(Extracted records)
⟨

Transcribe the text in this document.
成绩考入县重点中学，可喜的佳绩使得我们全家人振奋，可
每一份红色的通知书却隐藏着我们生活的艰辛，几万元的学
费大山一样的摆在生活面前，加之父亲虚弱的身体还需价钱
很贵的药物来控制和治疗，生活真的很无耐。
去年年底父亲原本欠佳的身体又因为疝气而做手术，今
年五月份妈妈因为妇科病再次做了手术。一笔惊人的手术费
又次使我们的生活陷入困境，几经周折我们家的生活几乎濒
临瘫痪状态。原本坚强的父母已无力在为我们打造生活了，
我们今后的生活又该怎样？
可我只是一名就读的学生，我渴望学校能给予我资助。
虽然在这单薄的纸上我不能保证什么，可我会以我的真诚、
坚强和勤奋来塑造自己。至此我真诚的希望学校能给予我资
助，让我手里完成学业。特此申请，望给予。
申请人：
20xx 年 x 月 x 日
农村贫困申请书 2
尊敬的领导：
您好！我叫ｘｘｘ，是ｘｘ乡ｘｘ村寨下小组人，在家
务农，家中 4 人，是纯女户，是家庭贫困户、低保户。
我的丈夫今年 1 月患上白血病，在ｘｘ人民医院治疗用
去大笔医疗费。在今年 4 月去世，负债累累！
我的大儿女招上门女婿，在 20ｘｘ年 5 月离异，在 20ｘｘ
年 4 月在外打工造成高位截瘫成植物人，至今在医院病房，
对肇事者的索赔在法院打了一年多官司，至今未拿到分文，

⟩

What is needed >> Take the entries above and transcribe them exactly.

Exercise output >>
Transcribe the text in this document.
成绩考入县重点中学，可喜的佳绩使得我们全家人振奋，可
每一份红色的通知书却隐藏着我们生活的艰辛，几万元的学
费大山一样的摆在生活面前，加之父亲虚弱的身体还需价钱
很贵的药物来控制和治疗，生活真的很无耐。
去年年底父亲原本欠佳的身体又因为疝气而做手术，今
年五月份妈妈因为妇科病再次做了手术。一笔惊人的手术费
又次使我们的生活陷入困境，几经周折我们家的生活几乎濒
临瘫痪状态。原本坚强的父母已无力在为我们打造生活了，
我们今后的生活又该怎样？
可我只是一名就读的学生，我渴望学校能给予我资助。
虽然在这单薄的纸上我不能保证什么，可我会以我的真诚、
坚强和勤奋来塑造自己。至此我真诚的希望学校能给予我资
助，让我手里完成学业。特此申请，望给予。
申请人：
20xx 年 x 月 x 日
农村贫困申请书 2
尊敬的领导：
您好！我叫ｘｘｘ，是ｘｘ乡ｘｘ村寨下小组人，在家
务农，家中 4 人，是纯女户，是家庭贫困户、低保户。
我的丈夫今年 1 月患上白血病，在ｘｘ人民医院治疗用
去大笔医疗费。在今年 4 月去世，负债累累！
我的大儿女招上门女婿，在 20ｘｘ年 5 月离异，在 20ｘｘ
年 4 月在外打工造成高位截瘫成植物人，至今在医院病房，
对肇事者的索赔在法院打了一年多官司，至今未拿到分文，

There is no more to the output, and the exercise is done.